== EXERCISE INSTRUCTIONS ==
Output, word for word, every line from the line with "Read this page and output its text content." through the final line of the data below.

######

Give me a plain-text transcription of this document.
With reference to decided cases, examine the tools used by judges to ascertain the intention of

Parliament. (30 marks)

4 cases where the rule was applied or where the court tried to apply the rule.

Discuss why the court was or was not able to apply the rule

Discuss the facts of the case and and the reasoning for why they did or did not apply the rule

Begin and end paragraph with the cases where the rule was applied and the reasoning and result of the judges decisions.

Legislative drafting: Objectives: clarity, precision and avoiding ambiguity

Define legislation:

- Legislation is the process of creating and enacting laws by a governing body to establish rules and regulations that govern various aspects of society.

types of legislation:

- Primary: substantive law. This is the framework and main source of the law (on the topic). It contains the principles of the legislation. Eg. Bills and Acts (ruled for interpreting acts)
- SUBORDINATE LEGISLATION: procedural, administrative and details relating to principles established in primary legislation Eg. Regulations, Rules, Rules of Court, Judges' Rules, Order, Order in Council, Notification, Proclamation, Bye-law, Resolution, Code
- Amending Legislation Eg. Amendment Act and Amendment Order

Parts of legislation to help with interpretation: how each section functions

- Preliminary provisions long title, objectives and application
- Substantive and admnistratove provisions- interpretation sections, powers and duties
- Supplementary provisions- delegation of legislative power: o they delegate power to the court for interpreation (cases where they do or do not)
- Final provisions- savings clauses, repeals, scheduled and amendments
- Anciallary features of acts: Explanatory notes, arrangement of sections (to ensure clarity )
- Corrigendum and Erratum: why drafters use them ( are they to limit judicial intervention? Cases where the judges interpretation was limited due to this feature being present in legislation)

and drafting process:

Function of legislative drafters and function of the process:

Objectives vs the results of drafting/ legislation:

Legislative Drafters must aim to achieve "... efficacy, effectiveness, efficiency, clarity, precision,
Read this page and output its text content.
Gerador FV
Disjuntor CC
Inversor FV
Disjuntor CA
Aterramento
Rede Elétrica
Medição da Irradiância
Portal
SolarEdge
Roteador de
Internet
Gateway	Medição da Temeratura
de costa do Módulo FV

######

== FINAL RESULT ==
Read this page and output its text content.
Gerador FV
Disjuntor CC
Inversor FV
Disjuntor CA
Aterramento
Rede Elétrica
Medição da Irradiância
Portal
SolarEdge
Roteador de
Internet
Gateway	Medição da Temeratura
de costa do Módulo FV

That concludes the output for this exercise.